Given instruction: Reproduce the entire listing word for word.

-------

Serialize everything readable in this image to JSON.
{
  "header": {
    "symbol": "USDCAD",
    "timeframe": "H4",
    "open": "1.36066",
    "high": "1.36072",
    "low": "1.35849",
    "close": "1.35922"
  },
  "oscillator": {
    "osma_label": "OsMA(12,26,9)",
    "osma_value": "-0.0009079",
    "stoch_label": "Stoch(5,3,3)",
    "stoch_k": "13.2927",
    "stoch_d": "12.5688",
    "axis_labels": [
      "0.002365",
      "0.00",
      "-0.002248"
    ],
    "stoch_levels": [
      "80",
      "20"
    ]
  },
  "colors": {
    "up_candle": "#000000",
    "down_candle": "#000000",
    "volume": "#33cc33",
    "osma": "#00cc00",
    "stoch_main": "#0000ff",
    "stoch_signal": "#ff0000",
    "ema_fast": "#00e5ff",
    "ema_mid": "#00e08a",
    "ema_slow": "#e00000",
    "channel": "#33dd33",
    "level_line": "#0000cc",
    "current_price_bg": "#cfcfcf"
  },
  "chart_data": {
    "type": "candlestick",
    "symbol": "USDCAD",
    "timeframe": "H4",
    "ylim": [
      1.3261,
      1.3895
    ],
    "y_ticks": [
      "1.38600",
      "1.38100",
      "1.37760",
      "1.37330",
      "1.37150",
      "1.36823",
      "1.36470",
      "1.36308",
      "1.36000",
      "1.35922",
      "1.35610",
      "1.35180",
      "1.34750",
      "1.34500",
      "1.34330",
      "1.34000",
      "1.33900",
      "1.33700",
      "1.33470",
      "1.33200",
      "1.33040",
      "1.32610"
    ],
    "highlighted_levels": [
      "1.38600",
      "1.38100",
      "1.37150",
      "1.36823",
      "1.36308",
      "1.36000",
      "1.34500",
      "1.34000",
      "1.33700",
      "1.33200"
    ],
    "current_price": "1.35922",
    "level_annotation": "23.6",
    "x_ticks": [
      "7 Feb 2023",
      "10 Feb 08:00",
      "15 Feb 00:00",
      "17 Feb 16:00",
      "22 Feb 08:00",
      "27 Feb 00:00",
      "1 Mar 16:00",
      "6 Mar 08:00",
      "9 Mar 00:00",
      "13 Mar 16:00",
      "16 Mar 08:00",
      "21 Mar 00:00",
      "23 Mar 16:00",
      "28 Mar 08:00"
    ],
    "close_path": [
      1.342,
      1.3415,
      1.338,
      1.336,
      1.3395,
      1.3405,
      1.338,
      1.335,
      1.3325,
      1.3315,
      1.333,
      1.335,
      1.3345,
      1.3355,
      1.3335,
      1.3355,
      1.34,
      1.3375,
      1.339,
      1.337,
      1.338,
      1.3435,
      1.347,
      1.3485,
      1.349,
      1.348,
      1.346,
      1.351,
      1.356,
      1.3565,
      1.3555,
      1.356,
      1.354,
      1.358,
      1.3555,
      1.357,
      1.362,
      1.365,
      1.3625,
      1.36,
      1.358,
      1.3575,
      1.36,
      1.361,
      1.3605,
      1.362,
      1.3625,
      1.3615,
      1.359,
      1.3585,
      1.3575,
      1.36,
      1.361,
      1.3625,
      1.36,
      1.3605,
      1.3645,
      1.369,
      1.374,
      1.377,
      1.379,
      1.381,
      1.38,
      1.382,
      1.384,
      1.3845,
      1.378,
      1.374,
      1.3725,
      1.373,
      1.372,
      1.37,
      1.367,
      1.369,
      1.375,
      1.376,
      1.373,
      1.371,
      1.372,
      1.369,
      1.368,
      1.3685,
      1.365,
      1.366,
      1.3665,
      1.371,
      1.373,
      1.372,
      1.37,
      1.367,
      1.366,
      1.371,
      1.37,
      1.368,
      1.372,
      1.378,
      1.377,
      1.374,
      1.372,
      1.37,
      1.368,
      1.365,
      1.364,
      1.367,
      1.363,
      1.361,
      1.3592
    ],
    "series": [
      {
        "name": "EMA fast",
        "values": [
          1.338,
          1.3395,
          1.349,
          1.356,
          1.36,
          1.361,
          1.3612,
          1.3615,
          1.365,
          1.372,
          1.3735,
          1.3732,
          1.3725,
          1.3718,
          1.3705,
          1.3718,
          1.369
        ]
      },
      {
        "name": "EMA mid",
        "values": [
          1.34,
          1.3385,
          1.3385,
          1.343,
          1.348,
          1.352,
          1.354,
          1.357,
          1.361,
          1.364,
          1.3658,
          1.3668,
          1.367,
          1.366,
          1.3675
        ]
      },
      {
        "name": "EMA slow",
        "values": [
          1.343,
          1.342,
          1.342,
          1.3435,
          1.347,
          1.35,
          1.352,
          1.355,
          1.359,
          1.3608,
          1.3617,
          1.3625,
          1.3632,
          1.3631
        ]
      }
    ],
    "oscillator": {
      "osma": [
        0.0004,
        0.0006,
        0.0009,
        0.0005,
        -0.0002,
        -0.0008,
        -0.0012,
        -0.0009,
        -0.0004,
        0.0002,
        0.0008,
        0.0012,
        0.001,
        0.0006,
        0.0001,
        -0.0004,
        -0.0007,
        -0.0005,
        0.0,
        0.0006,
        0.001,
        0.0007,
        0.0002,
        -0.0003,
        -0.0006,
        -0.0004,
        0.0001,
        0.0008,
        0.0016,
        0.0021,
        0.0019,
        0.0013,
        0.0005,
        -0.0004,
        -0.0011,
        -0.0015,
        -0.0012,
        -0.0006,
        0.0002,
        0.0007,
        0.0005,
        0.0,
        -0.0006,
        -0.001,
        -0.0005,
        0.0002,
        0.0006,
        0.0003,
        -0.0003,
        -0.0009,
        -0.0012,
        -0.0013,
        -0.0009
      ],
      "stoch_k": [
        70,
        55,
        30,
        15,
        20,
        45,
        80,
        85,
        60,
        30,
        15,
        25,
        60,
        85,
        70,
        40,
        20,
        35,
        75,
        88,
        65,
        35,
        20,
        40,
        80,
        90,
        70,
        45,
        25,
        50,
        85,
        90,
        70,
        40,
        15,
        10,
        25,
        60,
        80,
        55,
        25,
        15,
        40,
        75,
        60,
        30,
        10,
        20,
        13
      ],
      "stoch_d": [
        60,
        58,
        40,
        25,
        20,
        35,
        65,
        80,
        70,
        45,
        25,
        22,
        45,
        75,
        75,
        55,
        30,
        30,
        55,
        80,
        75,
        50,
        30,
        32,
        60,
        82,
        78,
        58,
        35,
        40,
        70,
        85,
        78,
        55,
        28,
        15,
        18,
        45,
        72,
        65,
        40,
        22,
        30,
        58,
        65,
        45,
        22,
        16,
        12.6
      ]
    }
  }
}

-------

Exercise output:
Serialize everything readable in this image to JSON.
{
  "header": {
    "symbol": "USDCAD",
    "timeframe": "H4",
    "open": "1.36066",
    "high": "1.36072",
    "low": "1.35849",
    "close": "1.35922"
  },
  "oscillator": {
    "osma_label": "OsMA(12,26,9)",
    "osma_value": "-0.0009079",
    "stoch_label": "Stoch(5,3,3)",
    "stoch_k": "13.2927",
    "stoch_d": "12.5688",
    "axis_labels": [
      "0.002365",
      "0.00",
      "-0.002248"
    ],
    "stoch_levels": [
      "80",
      "20"
    ]
  },
  "colors": {
    "up_candle": "#000000",
    "down_candle": "#000000",
    "volume": "#33cc33",
    "osma": "#00cc00",
    "stoch_main": "#0000ff",
    "stoch_signal": "#ff0000",
    "ema_fast": "#00e5ff",
    "ema_mid": "#00e08a",
    "ema_slow": "#e00000",
    "channel": "#33dd33",
    "level_line": "#0000cc",
    "current_price_bg": "#cfcfcf"
  },
  "chart_data": {
    "type": "candlestick",
    "symbol": "USDCAD",
    "timeframe": "H4",
    "ylim": [
      1.3261,
      1.3895
    ],
    "y_ticks": [
      "1.38600",
      "1.38100",
      "1.37760",
      "1.37330",
      "1.37150",
      "1.36823",
      "1.36470",
      "1.36308",
      "1.36000",
      "1.35922",
      "1.35610",
      "1.35180",
      "1.34750",
      "1.34500",
      "1.34330",
      "1.34000",
      "1.33900",
      "1.33700",
      "1.33470",
      "1.33200",
      "1.33040",
      "1.32610"
    ],
    "highlighted_levels": [
      "1.38600",
      "1.38100",
      "1.37150",
      "1.36823",
      "1.36308",
      "1.36000",
      "1.34500",
      "1.34000",
      "1.33700",
      "1.33200"
    ],
    "current_price": "1.35922",
    "level_annotation": "23.6",
    "x_ticks": [
      "7 Feb 2023",
      "10 Feb 08:00",
      "15 Feb 00:00",
      "17 Feb 16:00",
      "22 Feb 08:00",
      "27 Feb 00:00",
      "1 Mar 16:00",
      "6 Mar 08:00",
      "9 Mar 00:00",
      "13 Mar 16:00",
      "16 Mar 08:00",
      "21 Mar 00:00",
      "23 Mar 16:00",
      "28 Mar 08:00"
    ],
    "close_path": [
      1.342,
      1.3415,
      1.338,
      1.336,
      1.3395,
      1.3405,
      1.338,
      1.335,
      1.3325,
      1.3315,
      1.333,
      1.335,
      1.3345,
      1.3355,
      1.3335,
      1.3355,
      1.34,
      1.3375,
      1.339,
      1.337,
      1.338,
      1.3435,
      1.347,
      1.3485,
      1.349,
      1.348,
      1.346,
      1.351,
      1.356,
      1.3565,
      1.3555,
      1.356,
      1.354,
      1.358,
      1.3555,
      1.357,
      1.362,
      1.365,
      1.3625,
      1.36,
      1.358,
      1.3575,
      1.36,
      1.361,
      1.3605,
      1.362,
      1.3625,
      1.3615,
      1.359,
      1.3585,
      1.3575,
      1.36,
      1.361,
      1.3625,
      1.36,
      1.3605,
      1.3645,
      1.369,
      1.374,
      1.377,
      1.379,
      1.381,
      1.38,
      1.382,
      1.384,
      1.3845,
      1.378,
      1.374,
      1.3725,
      1.373,
      1.372,
      1.37,
      1.367,
      1.369,
      1.375,
      1.376,
      1.373,
      1.371,
      1.372,
      1.369,
      1.368,
      1.3685,
      1.365,
      1.366,
      1.3665,
      1.371,
      1.373,
      1.372,
      1.37,
      1.367,
      1.366,
      1.371,
      1.37,
      1.368,
      1.372,
      1.378,
      1.377,
      1.374,
      1.372,
      1.37,
      1.368,
      1.365,
      1.364,
      1.367,
      1.363,
      1.361,
      1.3592
    ],
    "series": [
      {
        "name": "EMA fast",
        "values": [
          1.338,
          1.3395,
          1.349,
          1.356,
          1.36,
          1.361,
          1.3612,
          1.3615,
          1.365,
          1.372,
          1.3735,
          1.3732,
          1.3725,
          1.3718,
          1.3705,
          1.3718,
          1.369
        ]
      },
      {
        "name": "EMA mid",
        "values": [
          1.34,
          1.3385,
          1.3385,
          1.343,
          1.348,
          1.352,
          1.354,
          1.357,
          1.361,
          1.364,
          1.3658,
          1.3668,
          1.367,
          1.366,
          1.3675
        ]
      },
      {
        "name": "EMA slow",
        "values": [
          1.343,
          1.342,
          1.342,
          1.3435,
          1.347,
          1.35,
          1.352,
          1.355,
          1.359,
          1.3608,
          1.3617,
          1.3625,
          1.3632,
          1.3631
        ]
      }
    ],
    "oscillator": {
      "osma": [
        0.0004,
        0.0006,
        0.0009,
        0.0005,
        -0.0002,
        -0.0008,
        -0.0012,
        -0.0009,
        -0.0004,
        0.0002,
        0.0008,
        0.0012,
        0.001,
        0.0006,
        0.0001,
        -0.0004,
        -0.0007,
        -0.0005,
        0.0,
        0.0006,
        0.001,
        0.0007,
        0.0002,
        -0.0003,
        -0.0006,
        -0.0004,
        0.0001,
        0.0008,
        0.0016,
        0.0021,
        0.0019,
        0.0013,
        0.0005,
        -0.0004,
        -0.0011,
        -0.0015,
        -0.0012,
        -0.0006,
        0.0002,
        0.0007,
        0.0005,
        0.0,
        -0.0006,
        -0.001,
        -0.0005,
        0.0002,
        0.0006,
        0.0003,
        -0.0003,
        -0.0009,
        -0.0012,
        -0.0013,
        -0.0009
      ],
      "stoch_k": [
        70,
        55,
        30,
        15,
        20,
        45,
        80,
        85,
        60,
        30,
        15,
        25,
        60,
        85,
        70,
        40,
        20,
        35,
        75,
        88,
        65,
        35,
        20,
        40,
        80,
        90,
        70,
        45,
        25,
        50,
        85,
        90,
        70,
        40,
        15,
        10,
        25,
        60,
        80,
        55,
        25,
        15,
        40,
        75,
        60,
        30,
        10,
        20,
        13
      ],
      "stoch_d": [
        60,
        58,
        40,
        25,
        20,
        35,
        65,
        80,
        70,
        45,
        25,
        22,
        45,
        75,
        75,
        55,
        30,
        30,
        55,
        80,
        75,
        50,
        30,
        32,
        60,
        82,
        78,
        58,
        35,
        40,
        70,
        85,
        78,
        55,
        28,
        15,
        18,
        45,
        72,
        65,
        40,
        22,
        30,
        58,
        65,
        45,
        22,
        16,
        12.6
      ]
    }
  }
}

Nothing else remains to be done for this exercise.